■ TASK TO COMPLETE
Filter the records below for the word "JSON". Copy each line that holds it.

■ DATA TO USE
■ ■ ■ ■ ■ ■ ■
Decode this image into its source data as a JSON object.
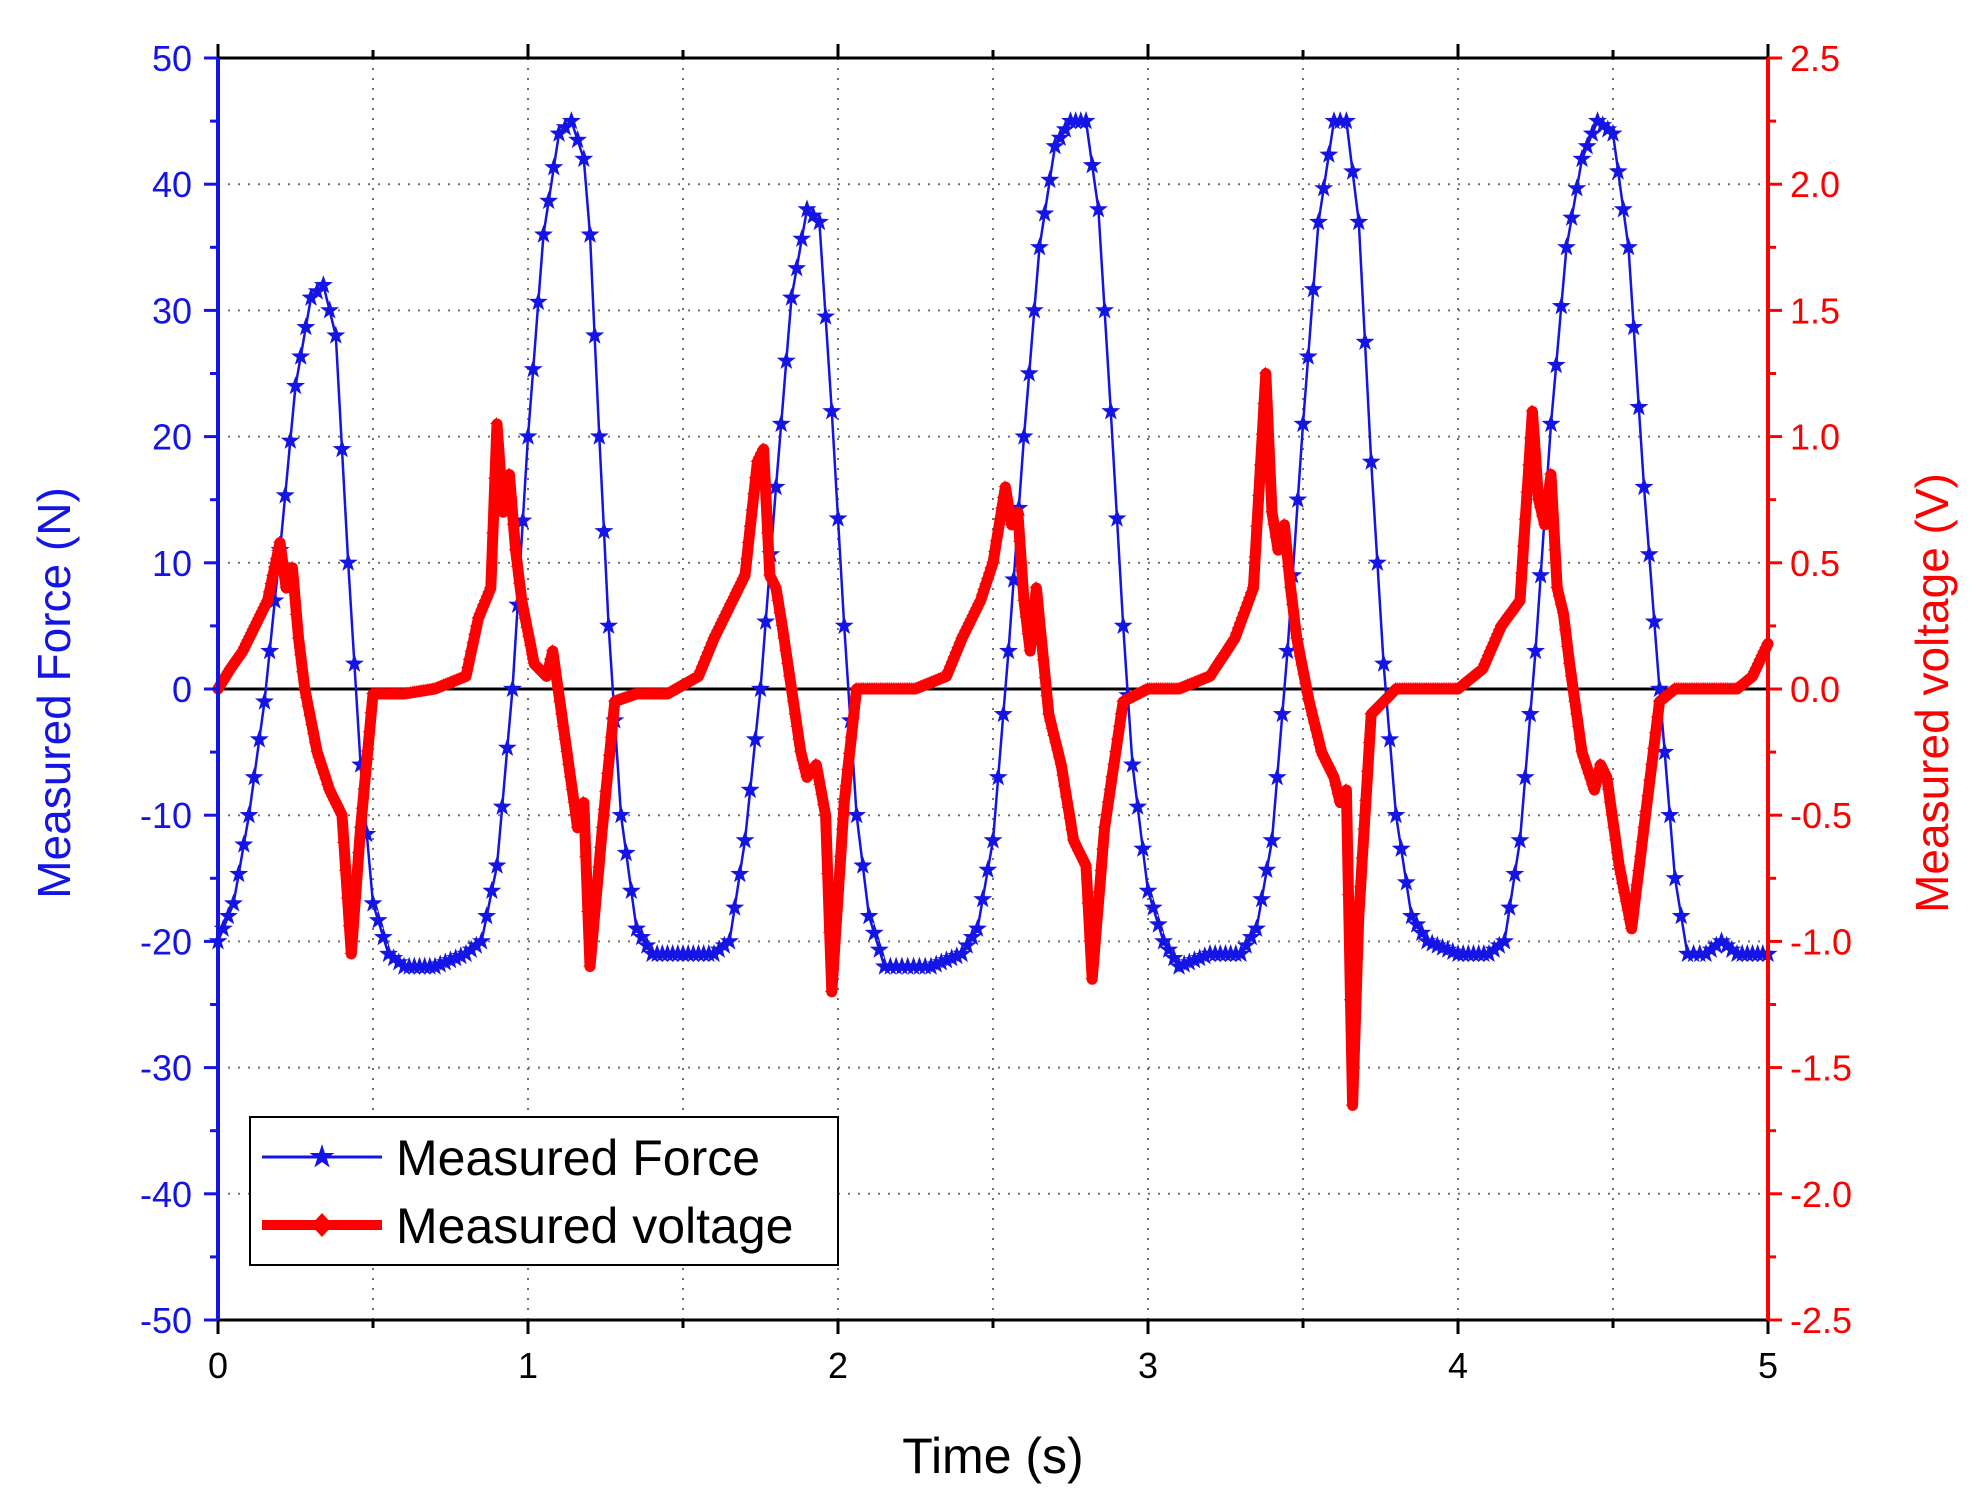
{
  "chart_data": {
    "type": "line",
    "title": "",
    "xlabel": "Time (s)",
    "ylabel_left": "Measured Force (N)",
    "ylabel_right": "Measured voltage (V)",
    "xlim": [
      0,
      5
    ],
    "ylim_left": [
      -50,
      50
    ],
    "ylim_right": [
      -2.5,
      2.5
    ],
    "x_ticks": [
      "0",
      "1",
      "2",
      "3",
      "4",
      "5"
    ],
    "y_ticks_left": [
      "-50",
      "-40",
      "-30",
      "-20",
      "-10",
      "0",
      "10",
      "20",
      "30",
      "40",
      "50"
    ],
    "y_ticks_right": [
      "-2.5",
      "-2.0",
      "-1.5",
      "-1.0",
      "-0.5",
      "0.0",
      "0.5",
      "1.0",
      "1.5",
      "2.0",
      "2.5"
    ],
    "grid": true,
    "zero_line": true,
    "legend_position": "bottom-left",
    "colors": {
      "force": "#1414e6",
      "voltage": "#ff0000",
      "grid": "#707070",
      "axis": "#000000"
    },
    "series": [
      {
        "name": "Measured Force",
        "axis": "left",
        "color": "#1414e6",
        "marker": "star",
        "points": [
          [
            0.0,
            -20
          ],
          [
            0.05,
            -17
          ],
          [
            0.1,
            -10
          ],
          [
            0.15,
            -1
          ],
          [
            0.2,
            11
          ],
          [
            0.25,
            24
          ],
          [
            0.3,
            31
          ],
          [
            0.34,
            32
          ],
          [
            0.38,
            28
          ],
          [
            0.42,
            10
          ],
          [
            0.46,
            -6
          ],
          [
            0.5,
            -17
          ],
          [
            0.55,
            -21
          ],
          [
            0.6,
            -22
          ],
          [
            0.7,
            -22
          ],
          [
            0.8,
            -21
          ],
          [
            0.85,
            -20
          ],
          [
            0.9,
            -14
          ],
          [
            0.95,
            0
          ],
          [
            1.0,
            20
          ],
          [
            1.05,
            36
          ],
          [
            1.1,
            44
          ],
          [
            1.14,
            45
          ],
          [
            1.18,
            42
          ],
          [
            1.2,
            36
          ],
          [
            1.23,
            20
          ],
          [
            1.26,
            5
          ],
          [
            1.3,
            -10
          ],
          [
            1.35,
            -19
          ],
          [
            1.4,
            -21
          ],
          [
            1.5,
            -21
          ],
          [
            1.6,
            -21
          ],
          [
            1.65,
            -20
          ],
          [
            1.7,
            -12
          ],
          [
            1.75,
            0
          ],
          [
            1.8,
            16
          ],
          [
            1.85,
            31
          ],
          [
            1.9,
            38
          ],
          [
            1.94,
            37
          ],
          [
            1.98,
            22
          ],
          [
            2.02,
            5
          ],
          [
            2.06,
            -10
          ],
          [
            2.1,
            -18
          ],
          [
            2.15,
            -22
          ],
          [
            2.3,
            -22
          ],
          [
            2.4,
            -21
          ],
          [
            2.45,
            -19
          ],
          [
            2.5,
            -12
          ],
          [
            2.55,
            3
          ],
          [
            2.6,
            20
          ],
          [
            2.65,
            35
          ],
          [
            2.7,
            43
          ],
          [
            2.75,
            45
          ],
          [
            2.8,
            45
          ],
          [
            2.84,
            38
          ],
          [
            2.88,
            22
          ],
          [
            2.92,
            5
          ],
          [
            2.95,
            -6
          ],
          [
            3.0,
            -16
          ],
          [
            3.05,
            -20
          ],
          [
            3.1,
            -22
          ],
          [
            3.2,
            -21
          ],
          [
            3.3,
            -21
          ],
          [
            3.35,
            -19
          ],
          [
            3.4,
            -12
          ],
          [
            3.45,
            3
          ],
          [
            3.5,
            21
          ],
          [
            3.55,
            37
          ],
          [
            3.6,
            45
          ],
          [
            3.64,
            45
          ],
          [
            3.68,
            37
          ],
          [
            3.72,
            18
          ],
          [
            3.76,
            2
          ],
          [
            3.8,
            -10
          ],
          [
            3.85,
            -18
          ],
          [
            3.9,
            -20
          ],
          [
            4.0,
            -21
          ],
          [
            4.1,
            -21
          ],
          [
            4.15,
            -20
          ],
          [
            4.2,
            -12
          ],
          [
            4.25,
            3
          ],
          [
            4.3,
            21
          ],
          [
            4.35,
            35
          ],
          [
            4.4,
            42
          ],
          [
            4.45,
            45
          ],
          [
            4.5,
            44
          ],
          [
            4.55,
            35
          ],
          [
            4.6,
            16
          ],
          [
            4.65,
            0
          ],
          [
            4.7,
            -15
          ],
          [
            4.74,
            -21
          ],
          [
            4.8,
            -21
          ],
          [
            4.85,
            -20
          ],
          [
            4.9,
            -21
          ],
          [
            5.0,
            -21
          ]
        ]
      },
      {
        "name": "Measured voltage",
        "axis": "right",
        "color": "#ff0000",
        "marker": "diamond",
        "points": [
          [
            0.0,
            0.0
          ],
          [
            0.04,
            0.08
          ],
          [
            0.08,
            0.15
          ],
          [
            0.12,
            0.25
          ],
          [
            0.16,
            0.35
          ],
          [
            0.2,
            0.58
          ],
          [
            0.22,
            0.4
          ],
          [
            0.24,
            0.48
          ],
          [
            0.26,
            0.2
          ],
          [
            0.28,
            0.0
          ],
          [
            0.32,
            -0.25
          ],
          [
            0.36,
            -0.4
          ],
          [
            0.4,
            -0.5
          ],
          [
            0.43,
            -1.05
          ],
          [
            0.46,
            -0.55
          ],
          [
            0.5,
            -0.02
          ],
          [
            0.6,
            -0.02
          ],
          [
            0.7,
            0.0
          ],
          [
            0.8,
            0.05
          ],
          [
            0.84,
            0.28
          ],
          [
            0.88,
            0.4
          ],
          [
            0.9,
            1.05
          ],
          [
            0.92,
            0.7
          ],
          [
            0.94,
            0.85
          ],
          [
            0.96,
            0.55
          ],
          [
            0.98,
            0.35
          ],
          [
            1.02,
            0.1
          ],
          [
            1.06,
            0.05
          ],
          [
            1.08,
            0.15
          ],
          [
            1.12,
            -0.2
          ],
          [
            1.16,
            -0.55
          ],
          [
            1.18,
            -0.45
          ],
          [
            1.2,
            -1.1
          ],
          [
            1.24,
            -0.55
          ],
          [
            1.28,
            -0.05
          ],
          [
            1.35,
            -0.02
          ],
          [
            1.45,
            -0.02
          ],
          [
            1.55,
            0.05
          ],
          [
            1.6,
            0.2
          ],
          [
            1.66,
            0.35
          ],
          [
            1.7,
            0.45
          ],
          [
            1.74,
            0.9
          ],
          [
            1.76,
            0.95
          ],
          [
            1.78,
            0.45
          ],
          [
            1.8,
            0.4
          ],
          [
            1.82,
            0.25
          ],
          [
            1.85,
            0.0
          ],
          [
            1.88,
            -0.25
          ],
          [
            1.9,
            -0.35
          ],
          [
            1.93,
            -0.3
          ],
          [
            1.96,
            -0.5
          ],
          [
            1.98,
            -1.2
          ],
          [
            2.02,
            -0.45
          ],
          [
            2.06,
            0.0
          ],
          [
            2.15,
            0.0
          ],
          [
            2.25,
            0.0
          ],
          [
            2.35,
            0.05
          ],
          [
            2.4,
            0.2
          ],
          [
            2.46,
            0.35
          ],
          [
            2.5,
            0.5
          ],
          [
            2.54,
            0.8
          ],
          [
            2.56,
            0.65
          ],
          [
            2.58,
            0.7
          ],
          [
            2.6,
            0.35
          ],
          [
            2.62,
            0.15
          ],
          [
            2.64,
            0.4
          ],
          [
            2.68,
            -0.1
          ],
          [
            2.72,
            -0.3
          ],
          [
            2.76,
            -0.6
          ],
          [
            2.8,
            -0.7
          ],
          [
            2.82,
            -1.15
          ],
          [
            2.86,
            -0.55
          ],
          [
            2.92,
            -0.05
          ],
          [
            3.0,
            0.0
          ],
          [
            3.1,
            0.0
          ],
          [
            3.2,
            0.05
          ],
          [
            3.28,
            0.2
          ],
          [
            3.34,
            0.4
          ],
          [
            3.38,
            1.25
          ],
          [
            3.4,
            0.7
          ],
          [
            3.42,
            0.55
          ],
          [
            3.44,
            0.65
          ],
          [
            3.46,
            0.4
          ],
          [
            3.48,
            0.2
          ],
          [
            3.52,
            -0.05
          ],
          [
            3.56,
            -0.25
          ],
          [
            3.6,
            -0.35
          ],
          [
            3.62,
            -0.45
          ],
          [
            3.64,
            -0.4
          ],
          [
            3.66,
            -1.65
          ],
          [
            3.68,
            -0.9
          ],
          [
            3.72,
            -0.1
          ],
          [
            3.8,
            0.0
          ],
          [
            3.9,
            0.0
          ],
          [
            4.0,
            0.0
          ],
          [
            4.08,
            0.08
          ],
          [
            4.14,
            0.25
          ],
          [
            4.2,
            0.35
          ],
          [
            4.24,
            1.1
          ],
          [
            4.26,
            0.75
          ],
          [
            4.28,
            0.65
          ],
          [
            4.3,
            0.85
          ],
          [
            4.32,
            0.4
          ],
          [
            4.34,
            0.3
          ],
          [
            4.36,
            0.1
          ],
          [
            4.4,
            -0.25
          ],
          [
            4.44,
            -0.4
          ],
          [
            4.46,
            -0.3
          ],
          [
            4.48,
            -0.35
          ],
          [
            4.52,
            -0.7
          ],
          [
            4.56,
            -0.95
          ],
          [
            4.6,
            -0.55
          ],
          [
            4.65,
            -0.05
          ],
          [
            4.7,
            0.0
          ],
          [
            4.8,
            0.0
          ],
          [
            4.9,
            0.0
          ],
          [
            4.95,
            0.05
          ],
          [
            5.0,
            0.18
          ]
        ]
      }
    ]
  }
}
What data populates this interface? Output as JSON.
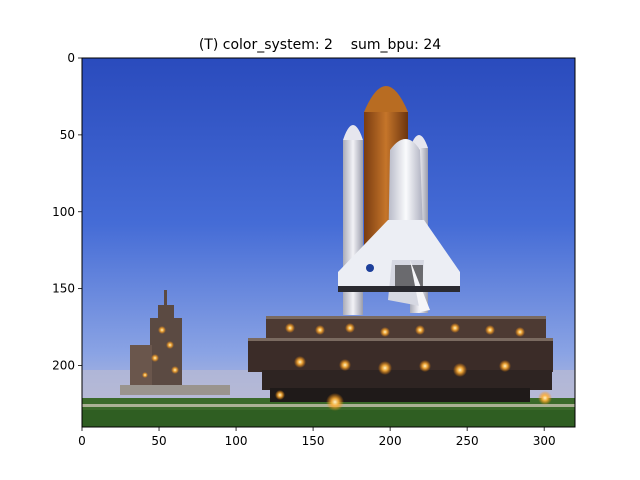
■ ■ ■ ■ ■ ■ ■
■ COMPLETED EXERCISE
Decode this image into its source data as a JSON object.
What data populates this interface? Output as JSON.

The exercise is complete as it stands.